* _WHAT YOU HAVE TO DO_:
Tally the lines below that contain "Давайте". The number is the whole answer.

* _MATERIAL FOR THIS TASK_:
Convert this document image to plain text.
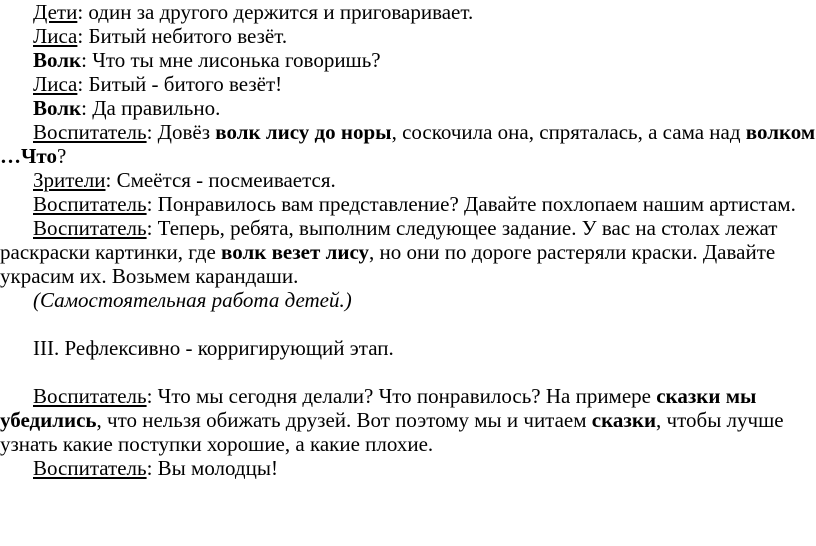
Дети: один за другого держится и приговаривает.
Лиса: Битый небитого везёт.
Волк: Что ты мне лисонька говоришь?
Лиса: Битый - битого везёт!
Волк: Да правильно.
Воспитатель: Довёз волк лису до норы, соскочила она, спряталась, а сама над волком
…Что?
Зрители: Смеётся - посмеивается.
Воспитатель: Понравилось вам представление? Давайте похлопаем нашим артистам.
Воспитатель: Теперь, ребята, выполним следующее задание. У вас на столах лежат
раскраски картинки, где волк везет лису, но они по дороге растеряли краски. Давайте
украсим их. Возьмем карандаши.
(Самостоятельная работа детей.)
III. Рефлексивно - корригирующий этап.
Воспитатель: Что мы сегодня делали? Что понравилось? На примере сказки мы
убедились, что нельзя обижать друзей. Вот поэтому мы и читаем сказки, чтобы лучше
узнать какие поступки хорошие, а какие плохие.
Воспитатель: Вы молодцы!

* _COMPLETE RESPONSE_:
2